> **Exercice proposé a**:
Renvoyez à l'identique les lignes des enregistrements allant de la ligne qui contient « main-y-tick-label: 6000 (94, 8, 190, 61) » jusqu'à la ligne qui contient « inset-epoch20-x-tick-label: 6 (1222, 692, 1238, 724) », celle-ci incluse.

> **Texte à lire**:
La Cour administrative d’appel, pour écarter la responsabilité de la personne publique, procède en deux temps. Elle vérifie d’abord l’absence de défaut d’entretien normal de l’ouvrage public (A) avant de caractériser de manière détaillée le comportement fautif de la victime (B).

A. La démonstration de l’entretien normal de l’ouvrage

Le régime de la responsabilité pour défaut d’entretien normal d’un ouvrage public est une responsabilité sans faute, mais il appartient à la victime de prouver l’existence d’un tel défaut et le lien de causalité avec son préjudice. La personne publique peut s’exonérer en prouvant qu’elle a normalement entretenu l’ouvrage. En l’espèce, la cour relève que la collectivité territoriale satisfait à cette exigence. Elle s’appuie sur les éléments de l’enquête de gendarmerie pour constater que la zone de chantier était correctement matérialisée.

La décision souligne que « des barrières encastrables auto-stables, d’une hauteur de 1,20 mètre, étaient disposées de façon continue pour délimiter la zone de chantier ». Elle précise également qu’aucun texte n’imposait une protection plus contraignante, telle qu’une rambarde ou un garde-corps. Le juge en déduit qu’« aucun manquement aux règles de sécurité n’est établi » et que la métropole « doit ainsi être regardée comme établissant l’entretien normal de la voie ». Cette analyse factuelle, précise et rigoureuse, permet au juge de clore le premier volet de son raisonnement : en l’absence de défaillance de la part de la collectivité, l’origine du dommage doit être recherchée ailleurs.

B. La caractérisation d’une imprudence manifeste de la victime

Une fois l’entretien normal de l’ouvrage établi, la cour se concentre sur le comportement de la victime pour déterminer son rôle dans la survenance du dommage. L’arrêt met en évidence une accumulation de manquements de la part du cycliste. Il est d’abord relevé que l’intéressé « s’est engagé à vélo sur le trottoir, sans mettre pied à terre en méconnaissance de l’article R. 412-34, II, 2° du code de la route ». Cette violation d’une prescription réglementaire constitue une première faute caractérisée.

> **Données d'entrée**:
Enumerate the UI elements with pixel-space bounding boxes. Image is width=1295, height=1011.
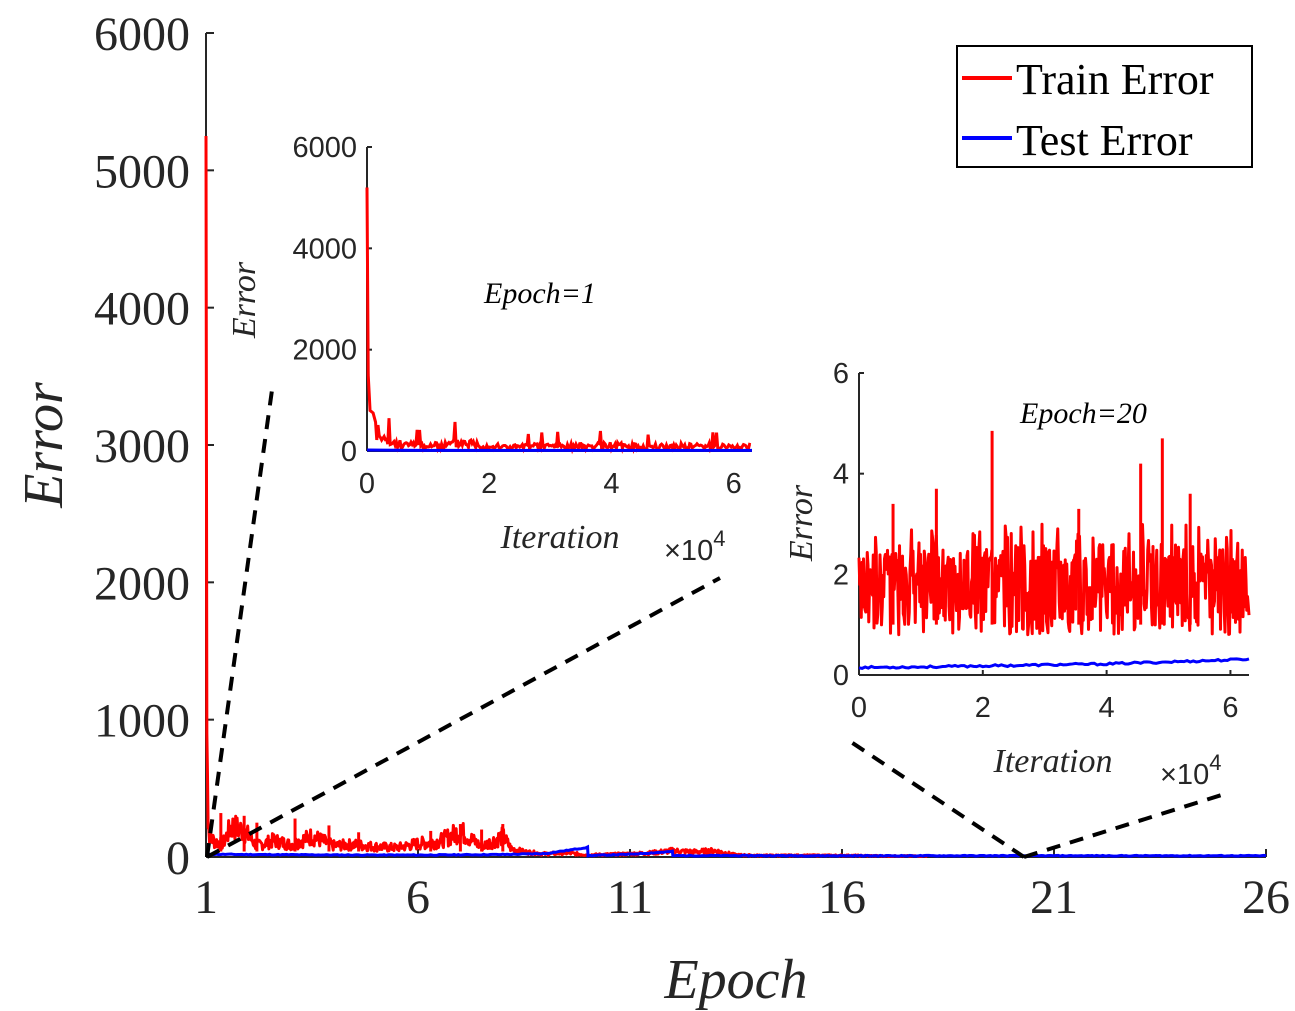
main-y-tick-label: 6000 (94, 8, 190, 61)
inset-epoch20-x-tick-label: 0 (851, 692, 867, 724)
inset-epoch20-y-tick-label: 4 (833, 459, 849, 491)
inset-epoch20-train-line (857, 522, 1251, 637)
legend-box (956, 45, 1253, 168)
inset-epoch1-x-tick-label: 4 (603, 468, 619, 500)
inset-epoch1-y-tick-label: 0 (341, 436, 357, 468)
main-x-tick-label: 6 (406, 871, 430, 924)
inset-epoch20-y-axis-title: Error (783, 484, 820, 562)
inset-epoch1-x-tick-label: 6 (726, 468, 742, 500)
inset-epoch20-x-tick-label: 6 (1222, 692, 1238, 724)
main-y-tick-label: 1000 (94, 695, 190, 748)
main-y-tick-label: 0 (166, 832, 190, 885)
inset-epoch20-x-tick-label: 2 (975, 692, 991, 724)
main-y-tick-label: 5000 (94, 145, 190, 198)
main-y-tick-label: 2000 (94, 557, 190, 610)
inset-epoch20-y-tick-label: 2 (833, 559, 849, 591)
inset-epoch20-test-line (858, 657, 1250, 670)
inset-epoch20-series (857, 430, 1251, 670)
inset-epoch1-x-tick-label: 2 (481, 468, 497, 500)
main-y-tick-label: 4000 (94, 283, 190, 336)
inset-epoch1-series (365, 187, 752, 455)
inset-epoch1-y-axis-title: Error (226, 261, 263, 339)
inset-epoch20-x-tick-label: 4 (1099, 692, 1115, 724)
inset-epoch1-multiplier: ×104 (664, 526, 725, 567)
inset-epoch20-multiplier: ×104 (1160, 750, 1221, 791)
inset-epoch1-y-tick-label: 2000 (292, 335, 357, 367)
main-x-tick-label: 26 (1242, 871, 1290, 924)
main-x-tick-label: 11 (607, 871, 653, 924)
inset-epoch1-x-tick-label: 0 (359, 468, 375, 500)
main-x-axis-title: Epoch (663, 949, 807, 1011)
legend: Train Error Test Error (956, 45, 1253, 168)
main-x-tick-label: 21 (1030, 871, 1078, 924)
connector-epoch20-right (1023, 791, 1229, 859)
inset-epoch20-annotation: Epoch=20 (1019, 397, 1147, 430)
main-x-tick-label: 16 (818, 871, 866, 924)
main-test-error-line (205, 844, 1267, 858)
inset-epoch1-y-tick-label: 6000 (292, 132, 357, 164)
legend-label-test: Test Error (1016, 116, 1193, 165)
inset-epoch1-x-axis-title: Iteration (500, 519, 620, 556)
connector-epoch1-right (206, 576, 721, 859)
inset-epoch1-train-line (365, 187, 752, 455)
connector-epoch20-left (846, 738, 1026, 859)
inset-epoch1-y-tick-label: 4000 (292, 233, 357, 265)
main-x-tick-label: 1 (194, 871, 218, 924)
inset-epoch20-y-tick-label: 0 (833, 660, 849, 692)
zoom-connectors (205, 389, 1229, 859)
main-y-axis-title: Error (13, 382, 75, 509)
connector-epoch1-left (205, 389, 274, 858)
inset-epoch20-axes: 0 2 4 6 0 2 4 6 (833, 358, 1249, 724)
inset-epoch20-y-tick-label: 6 (833, 358, 849, 390)
main-series (204, 135, 1267, 858)
main-y-tick-label: 3000 (94, 420, 190, 473)
inset-epoch20-x-axis-title: Iteration (993, 743, 1113, 780)
inset-epoch1-annotation: Epoch=1 (483, 277, 596, 310)
legend-label-train: Train Error (1016, 55, 1214, 104)
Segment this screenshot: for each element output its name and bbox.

> **Exercice proposé b**:
Recopiez à l'identique, s'il vous plaît, le passage du texte sur l'entretien de l'ouvrage public qui va de « La décision souligne » jusqu'à « être recherchée ailleurs. » inclus.

> **Réponse complète a**:
main-y-tick-label: 6000 (94, 8, 190, 61)
inset-epoch20-x-tick-label: 0 (851, 692, 867, 724)
inset-epoch20-y-tick-label: 4 (833, 459, 849, 491)
inset-epoch20-train-line (857, 522, 1251, 637)
legend-box (956, 45, 1253, 168)
inset-epoch1-x-tick-label: 4 (603, 468, 619, 500)
inset-epoch1-y-tick-label: 0 (341, 436, 357, 468)
main-x-tick-label: 6 (406, 871, 430, 924)
inset-epoch20-y-axis-title: Error (783, 484, 820, 562)
inset-epoch1-x-tick-label: 6 (726, 468, 742, 500)
inset-epoch20-x-tick-label: 6 (1222, 692, 1238, 724)

> **Réponse complète b**:
La décision souligne que « des barrières encastrables auto-stables, d’une hauteur de 1,20 mètre, étaient disposées de façon continue pour délimiter la zone de chantier ». Elle précise également qu’aucun texte n’imposait une protection plus contraignante, telle qu’une rambarde ou un garde-corps. Le juge en déduit qu’« aucun manquement aux règles de sécurité n’est établi » et que la métropole « doit ainsi être regardée comme établissant l’entretien normal de la voie ». Cette analyse factuelle, précise et rigoureuse, permet au juge de clore le premier volet de son raisonnement : en l’absence de défaillance de la part de la collectivité, l’origine du dommage doit être recherchée ailleurs.